- [Exercise aim]: Retype all of the data exactly as given.
>>>>
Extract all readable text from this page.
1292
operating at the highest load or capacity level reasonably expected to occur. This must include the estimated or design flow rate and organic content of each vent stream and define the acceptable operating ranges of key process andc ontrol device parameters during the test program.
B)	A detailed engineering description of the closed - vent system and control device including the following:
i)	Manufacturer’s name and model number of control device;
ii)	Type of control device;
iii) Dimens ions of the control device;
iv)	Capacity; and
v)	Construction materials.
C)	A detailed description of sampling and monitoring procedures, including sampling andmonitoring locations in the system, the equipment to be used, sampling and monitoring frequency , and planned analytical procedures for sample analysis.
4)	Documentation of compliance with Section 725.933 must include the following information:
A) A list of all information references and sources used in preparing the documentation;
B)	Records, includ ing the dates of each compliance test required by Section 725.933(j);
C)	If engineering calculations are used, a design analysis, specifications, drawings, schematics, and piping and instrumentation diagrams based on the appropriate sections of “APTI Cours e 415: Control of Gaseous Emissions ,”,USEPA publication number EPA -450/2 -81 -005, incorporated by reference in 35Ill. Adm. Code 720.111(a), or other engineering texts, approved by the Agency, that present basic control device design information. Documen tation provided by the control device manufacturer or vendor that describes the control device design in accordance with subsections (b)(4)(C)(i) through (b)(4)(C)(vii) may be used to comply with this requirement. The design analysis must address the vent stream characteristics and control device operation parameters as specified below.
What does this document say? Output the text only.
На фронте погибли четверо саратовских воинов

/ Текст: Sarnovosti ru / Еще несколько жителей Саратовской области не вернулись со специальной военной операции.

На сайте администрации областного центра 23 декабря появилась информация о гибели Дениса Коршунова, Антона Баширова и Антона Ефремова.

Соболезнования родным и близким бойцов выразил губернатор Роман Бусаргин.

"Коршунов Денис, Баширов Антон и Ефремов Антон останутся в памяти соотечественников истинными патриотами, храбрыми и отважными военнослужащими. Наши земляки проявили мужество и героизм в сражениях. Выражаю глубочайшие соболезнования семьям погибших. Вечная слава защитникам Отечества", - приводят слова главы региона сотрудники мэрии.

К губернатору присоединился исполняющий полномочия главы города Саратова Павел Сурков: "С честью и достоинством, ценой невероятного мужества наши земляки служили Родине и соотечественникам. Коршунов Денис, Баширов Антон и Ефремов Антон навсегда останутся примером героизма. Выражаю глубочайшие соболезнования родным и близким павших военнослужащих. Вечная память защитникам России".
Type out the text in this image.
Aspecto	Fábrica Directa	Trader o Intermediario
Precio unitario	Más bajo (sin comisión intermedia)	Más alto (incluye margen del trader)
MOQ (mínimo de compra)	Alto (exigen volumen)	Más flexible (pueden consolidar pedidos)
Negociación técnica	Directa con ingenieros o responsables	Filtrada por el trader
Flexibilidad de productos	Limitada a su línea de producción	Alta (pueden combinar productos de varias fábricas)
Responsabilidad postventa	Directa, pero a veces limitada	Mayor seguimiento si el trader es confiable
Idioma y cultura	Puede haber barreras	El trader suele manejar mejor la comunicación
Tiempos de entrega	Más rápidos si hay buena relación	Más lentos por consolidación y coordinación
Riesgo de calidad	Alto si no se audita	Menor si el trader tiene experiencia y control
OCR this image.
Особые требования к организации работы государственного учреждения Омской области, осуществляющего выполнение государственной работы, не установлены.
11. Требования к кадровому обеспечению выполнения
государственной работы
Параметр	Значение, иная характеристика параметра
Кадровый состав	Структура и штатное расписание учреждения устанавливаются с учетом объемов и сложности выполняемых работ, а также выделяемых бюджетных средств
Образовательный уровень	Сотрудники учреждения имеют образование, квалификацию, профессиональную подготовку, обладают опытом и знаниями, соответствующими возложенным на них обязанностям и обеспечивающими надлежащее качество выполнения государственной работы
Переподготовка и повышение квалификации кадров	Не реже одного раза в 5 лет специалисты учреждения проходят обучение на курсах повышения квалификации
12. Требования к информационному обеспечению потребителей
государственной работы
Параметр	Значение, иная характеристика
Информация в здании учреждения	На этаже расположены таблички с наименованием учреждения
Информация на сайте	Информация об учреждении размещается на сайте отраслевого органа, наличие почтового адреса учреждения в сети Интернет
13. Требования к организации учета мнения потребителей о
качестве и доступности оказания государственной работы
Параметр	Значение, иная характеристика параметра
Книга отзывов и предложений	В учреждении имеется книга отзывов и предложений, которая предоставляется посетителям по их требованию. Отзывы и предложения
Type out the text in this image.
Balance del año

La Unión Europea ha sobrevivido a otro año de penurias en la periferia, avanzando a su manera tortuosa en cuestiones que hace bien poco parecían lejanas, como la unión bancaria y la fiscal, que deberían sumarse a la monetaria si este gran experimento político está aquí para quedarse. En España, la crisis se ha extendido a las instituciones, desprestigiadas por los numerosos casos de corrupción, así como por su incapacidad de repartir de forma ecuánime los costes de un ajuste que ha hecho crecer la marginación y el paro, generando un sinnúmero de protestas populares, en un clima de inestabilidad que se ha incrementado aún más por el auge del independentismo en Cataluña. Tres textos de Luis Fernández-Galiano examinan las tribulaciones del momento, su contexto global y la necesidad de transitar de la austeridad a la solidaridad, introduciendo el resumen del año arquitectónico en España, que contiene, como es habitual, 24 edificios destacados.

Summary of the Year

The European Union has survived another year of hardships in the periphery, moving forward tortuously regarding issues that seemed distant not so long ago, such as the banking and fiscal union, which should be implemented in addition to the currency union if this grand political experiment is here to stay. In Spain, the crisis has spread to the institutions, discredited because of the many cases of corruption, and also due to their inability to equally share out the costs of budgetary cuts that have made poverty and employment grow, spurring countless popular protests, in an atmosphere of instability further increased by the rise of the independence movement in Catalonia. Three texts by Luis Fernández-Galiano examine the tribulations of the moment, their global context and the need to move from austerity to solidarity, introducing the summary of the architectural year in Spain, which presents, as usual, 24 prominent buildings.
<<<<
- [Written response]:
Extract all readable text from this page.
1292
operating at the highest load or capacity level reasonably expected to occur. This must include the estimated or design flow rate and organic content of each vent stream and define the acceptable operating ranges of key process andc ontrol device parameters during the test program.
B)	A detailed engineering description of the closed - vent system and control device including the following:
i)	Manufacturer’s name and model number of control device;
ii)	Type of control device;
iii) Dimens ions of the control device;
iv)	Capacity; and
v)	Construction materials.
C)	A detailed description of sampling and monitoring procedures, including sampling andmonitoring locations in the system, the equipment to be used, sampling and monitoring frequency , and planned analytical procedures for sample analysis.
4)	Documentation of compliance with Section 725.933 must include the following information:
A) A list of all information references and sources used in preparing the documentation;
B)	Records, includ ing the dates of each compliance test required by Section 725.933(j);
C)	If engineering calculations are used, a design analysis, specifications, drawings, schematics, and piping and instrumentation diagrams based on the appropriate sections of “APTI Cours e 415: Control of Gaseous Emissions ,”,USEPA publication number EPA -450/2 -81 -005, incorporated by reference in 35Ill. Adm. Code 720.111(a), or other engineering texts, approved by the Agency, that present basic control device design information. Documen tation provided by the control device manufacturer or vendor that describes the control device design in accordance with subsections (b)(4)(C)(i) through (b)(4)(C)(vii) may be used to comply with this requirement. The design analysis must address the vent stream characteristics and control device operation parameters as specified below.
What does this document say? Output the text only.
На фронте погибли четверо саратовских воинов

/ Текст: Sarnovosti ru / Еще несколько жителей Саратовской области не вернулись со специальной военной операции.

На сайте администрации областного центра 23 декабря появилась информация о гибели Дениса Коршунова, Антона Баширова и Антона Ефремова.

Соболезнования родным и близким бойцов выразил губернатор Роман Бусаргин.

"Коршунов Денис, Баширов Антон и Ефремов Антон останутся в памяти соотечественников истинными патриотами, храбрыми и отважными военнослужащими. Наши земляки проявили мужество и героизм в сражениях. Выражаю глубочайшие соболезнования семьям погибших. Вечная слава защитникам Отечества", - приводят слова главы региона сотрудники мэрии.

К губернатору присоединился исполняющий полномочия главы города Саратова Павел Сурков: "С честью и достоинством, ценой невероятного мужества наши земляки служили Родине и соотечественникам. Коршунов Денис, Баширов Антон и Ефремов Антон навсегда останутся примером героизма. Выражаю глубочайшие соболезнования родным и близким павших военнослужащих. Вечная память защитникам России".
Type out the text in this image.
Aspecto	Fábrica Directa	Trader o Intermediario
Precio unitario	Más bajo (sin comisión intermedia)	Más alto (incluye margen del trader)
MOQ (mínimo de compra)	Alto (exigen volumen)	Más flexible (pueden consolidar pedidos)
Negociación técnica	Directa con ingenieros o responsables	Filtrada por el trader
Flexibilidad de productos	Limitada a su línea de producción	Alta (pueden combinar productos de varias fábricas)
Responsabilidad postventa	Directa, pero a veces limitada	Mayor seguimiento si el trader es confiable
Idioma y cultura	Puede haber barreras	El trader suele manejar mejor la comunicación
Tiempos de entrega	Más rápidos si hay buena relación	Más lentos por consolidación y coordinación
Riesgo de calidad	Alto si no se audita	Menor si el trader tiene experiencia y control
OCR this image.
Особые требования к организации работы государственного учреждения Омской области, осуществляющего выполнение государственной работы, не установлены.
11. Требования к кадровому обеспечению выполнения
государственной работы
Параметр	Значение, иная характеристика параметра
Кадровый состав	Структура и штатное расписание учреждения устанавливаются с учетом объемов и сложности выполняемых работ, а также выделяемых бюджетных средств
Образовательный уровень	Сотрудники учреждения имеют образование, квалификацию, профессиональную подготовку, обладают опытом и знаниями, соответствующими возложенным на них обязанностям и обеспечивающими надлежащее качество выполнения государственной работы
Переподготовка и повышение квалификации кадров	Не реже одного раза в 5 лет специалисты учреждения проходят обучение на курсах повышения квалификации
12. Требования к информационному обеспечению потребителей
государственной работы
Параметр	Значение, иная характеристика
Информация в здании учреждения	На этаже расположены таблички с наименованием учреждения
Информация на сайте	Информация об учреждении размещается на сайте отраслевого органа, наличие почтового адреса учреждения в сети Интернет
13. Требования к организации учета мнения потребителей о
качестве и доступности оказания государственной работы
Параметр	Значение, иная характеристика параметра
Книга отзывов и предложений	В учреждении имеется книга отзывов и предложений, которая предоставляется посетителям по их требованию. Отзывы и предложения
Type out the text in this image.
Balance del año

La Unión Europea ha sobrevivido a otro año de penurias en la periferia, avanzando a su manera tortuosa en cuestiones que hace bien poco parecían lejanas, como la unión bancaria y la fiscal, que deberían sumarse a la monetaria si este gran experimento político está aquí para quedarse. En España, la crisis se ha extendido a las instituciones, desprestigiadas por los numerosos casos de corrupción, así como por su incapacidad de repartir de forma ecuánime los costes de un ajuste que ha hecho crecer la marginación y el paro, generando un sinnúmero de protestas populares, en un clima de inestabilidad que se ha incrementado aún más por el auge del independentismo en Cataluña. Tres textos de Luis Fernández-Galiano examinan las tribulaciones del momento, su contexto global y la necesidad de transitar de la austeridad a la solidaridad, introduciendo el resumen del año arquitectónico en España, que contiene, como es habitual, 24 edificios destacados.

Summary of the Year

The European Union has survived another year of hardships in the periphery, moving forward tortuously regarding issues that seemed distant not so long ago, such as the banking and fiscal union, which should be implemented in addition to the currency union if this grand political experiment is here to stay. In Spain, the crisis has spread to the institutions, discredited because of the many cases of corruption, and also due to their inability to equally share out the costs of budgetary cuts that have made poverty and employment grow, spurring countless popular protests, in an atmosphere of instability further increased by the rise of the independence movement in Catalonia. Three texts by Luis Fernández-Galiano examine the tribulations of the moment, their global context and the need to move from austerity to solidarity, introducing the summary of the architectural year in Spain, which presents, as usual, 24 prominent buildings.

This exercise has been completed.